=== Goal ===
Turn the lines into a numbered list, leaving out any blank lines. Begin at the line that contains "Patent image size: (988, 1177)." and stop after the line that contains "The flexible printed circuit board 15 is".

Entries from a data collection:
::::
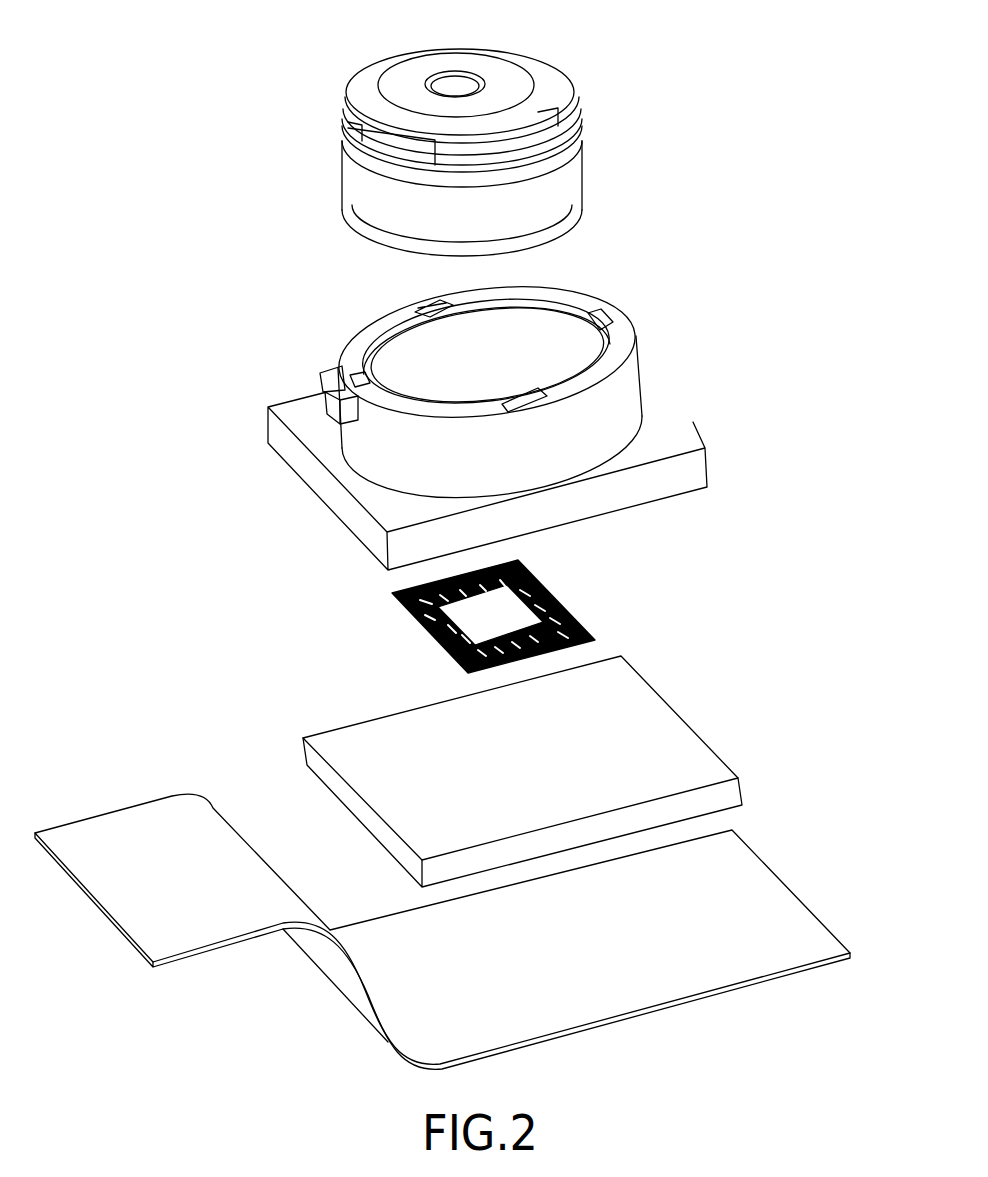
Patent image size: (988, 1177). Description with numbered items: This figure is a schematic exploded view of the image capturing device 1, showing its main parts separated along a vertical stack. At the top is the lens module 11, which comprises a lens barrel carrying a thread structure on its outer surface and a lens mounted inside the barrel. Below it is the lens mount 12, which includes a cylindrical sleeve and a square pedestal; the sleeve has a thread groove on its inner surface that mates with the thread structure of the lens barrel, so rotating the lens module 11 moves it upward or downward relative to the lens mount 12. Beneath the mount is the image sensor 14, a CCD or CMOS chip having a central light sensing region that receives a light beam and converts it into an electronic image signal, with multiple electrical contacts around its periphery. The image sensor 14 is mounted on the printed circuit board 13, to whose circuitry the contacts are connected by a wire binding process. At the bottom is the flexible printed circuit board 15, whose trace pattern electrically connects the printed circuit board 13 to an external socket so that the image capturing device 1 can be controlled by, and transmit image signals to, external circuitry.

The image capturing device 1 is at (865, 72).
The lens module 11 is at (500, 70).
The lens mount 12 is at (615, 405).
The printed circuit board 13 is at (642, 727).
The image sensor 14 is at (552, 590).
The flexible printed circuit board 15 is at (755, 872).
::::
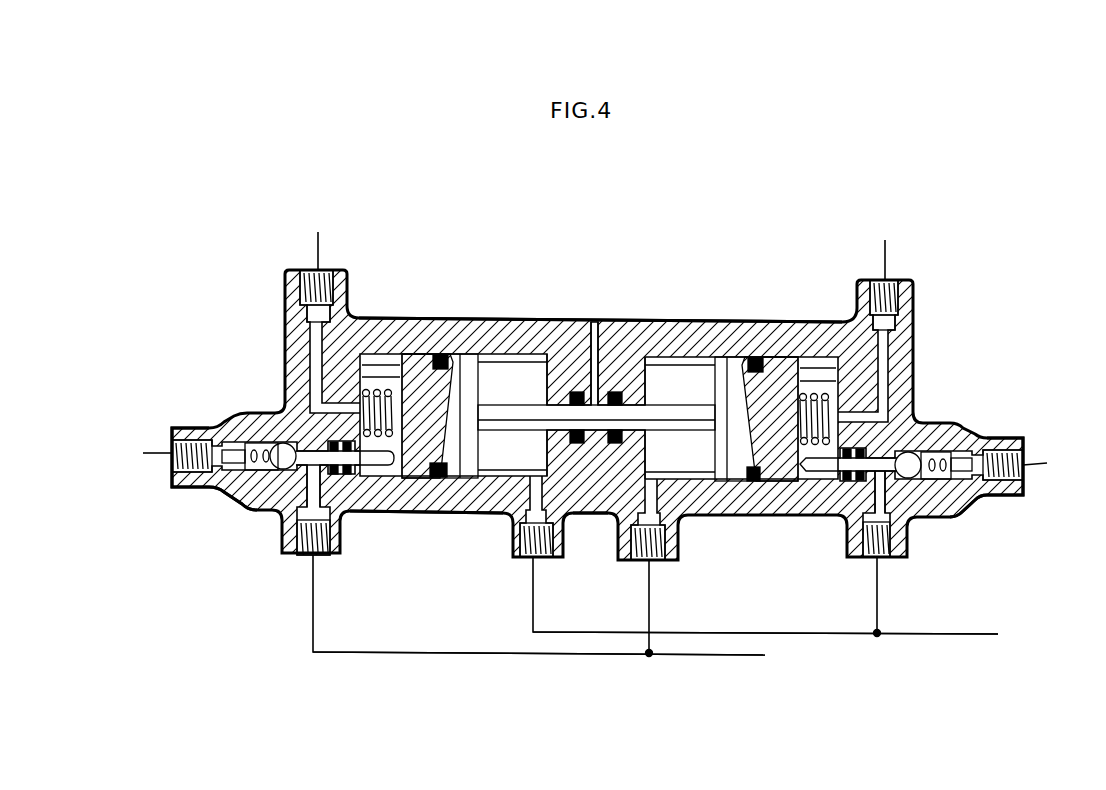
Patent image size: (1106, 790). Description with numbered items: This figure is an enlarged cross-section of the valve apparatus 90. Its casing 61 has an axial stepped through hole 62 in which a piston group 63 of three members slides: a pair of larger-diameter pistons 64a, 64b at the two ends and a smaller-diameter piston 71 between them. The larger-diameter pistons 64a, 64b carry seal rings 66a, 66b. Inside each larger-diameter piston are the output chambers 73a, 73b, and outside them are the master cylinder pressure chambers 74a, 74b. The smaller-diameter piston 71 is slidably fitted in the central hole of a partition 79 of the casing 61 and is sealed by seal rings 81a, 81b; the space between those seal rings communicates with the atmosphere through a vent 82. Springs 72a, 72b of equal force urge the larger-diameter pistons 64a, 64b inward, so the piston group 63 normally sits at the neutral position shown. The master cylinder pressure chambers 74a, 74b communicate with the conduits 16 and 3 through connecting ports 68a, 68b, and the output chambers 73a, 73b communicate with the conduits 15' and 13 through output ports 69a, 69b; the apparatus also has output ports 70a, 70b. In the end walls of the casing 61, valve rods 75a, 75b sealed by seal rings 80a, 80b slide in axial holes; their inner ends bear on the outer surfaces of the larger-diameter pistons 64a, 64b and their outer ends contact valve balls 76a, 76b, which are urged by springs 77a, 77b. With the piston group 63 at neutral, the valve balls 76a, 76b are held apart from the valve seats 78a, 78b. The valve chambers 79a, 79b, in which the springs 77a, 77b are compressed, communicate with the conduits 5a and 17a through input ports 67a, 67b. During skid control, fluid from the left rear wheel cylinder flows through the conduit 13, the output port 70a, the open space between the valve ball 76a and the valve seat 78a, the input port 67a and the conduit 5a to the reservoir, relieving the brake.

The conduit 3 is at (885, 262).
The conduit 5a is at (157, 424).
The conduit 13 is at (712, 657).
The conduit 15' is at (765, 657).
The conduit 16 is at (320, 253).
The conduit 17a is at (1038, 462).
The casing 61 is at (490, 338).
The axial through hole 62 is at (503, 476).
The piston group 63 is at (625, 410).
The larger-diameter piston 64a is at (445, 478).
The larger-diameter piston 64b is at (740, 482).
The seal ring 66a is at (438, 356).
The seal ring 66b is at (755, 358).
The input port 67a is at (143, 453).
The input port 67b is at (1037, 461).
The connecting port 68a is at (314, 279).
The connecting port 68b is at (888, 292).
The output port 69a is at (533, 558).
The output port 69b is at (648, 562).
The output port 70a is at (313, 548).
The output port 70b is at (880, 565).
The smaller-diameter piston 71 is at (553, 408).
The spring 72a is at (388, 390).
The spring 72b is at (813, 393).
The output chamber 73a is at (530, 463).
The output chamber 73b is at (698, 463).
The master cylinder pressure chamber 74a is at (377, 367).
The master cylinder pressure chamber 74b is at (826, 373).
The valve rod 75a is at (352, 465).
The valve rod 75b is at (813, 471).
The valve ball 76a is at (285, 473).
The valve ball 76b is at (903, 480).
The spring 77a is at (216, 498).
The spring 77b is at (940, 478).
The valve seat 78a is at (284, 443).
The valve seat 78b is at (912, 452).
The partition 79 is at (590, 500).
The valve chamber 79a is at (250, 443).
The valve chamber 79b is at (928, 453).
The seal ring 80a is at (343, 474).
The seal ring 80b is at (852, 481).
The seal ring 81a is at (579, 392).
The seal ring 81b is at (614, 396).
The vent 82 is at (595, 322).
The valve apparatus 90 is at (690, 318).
::::
=== Exercise response ===
1. Patent image size: (988, 1177). Description with numbered items: This figure is a schematic exploded view of the image capturing device 1, showing its main parts separated along a vertical stack. At the top is the lens module 11, which comprises a lens barrel carrying a thread structure on its outer surface and a lens mounted inside the barrel. Below it is the lens mount 12, which includes a cylindrical sleeve and a square pedestal; the sleeve has a thread groove on its inner surface that mates with the thread structure of the lens barrel, so rotating the lens module 11 moves it upward or downward relative to the lens mount 12. Beneath the mount is the image sensor 14, a CCD or CMOS chip having a central light sensing region that receives a light beam and converts it into an electronic image signal, with multiple electrical contacts around its periphery. The image sensor 14 is mounted on the printed circuit board 13, to whose circuitry the contacts are connected by a wire binding process. At the bottom is the flexible printed circuit board 15, whose trace pattern electrically connects the printed circuit board 13 to an external socket so that the image capturing device 1 can be controlled by, and transmit image signals to, external circuitry.
2. The image capturing device 1 is at (865, 72).
3. The lens module 11 is at (500, 70).
4. The lens mount 12 is at (615, 405).
5. The printed circuit board 13 is at (642, 727).
6. The image sensor 14 is at (552, 590).
7. The flexible printed circuit board 15 is at (755, 872).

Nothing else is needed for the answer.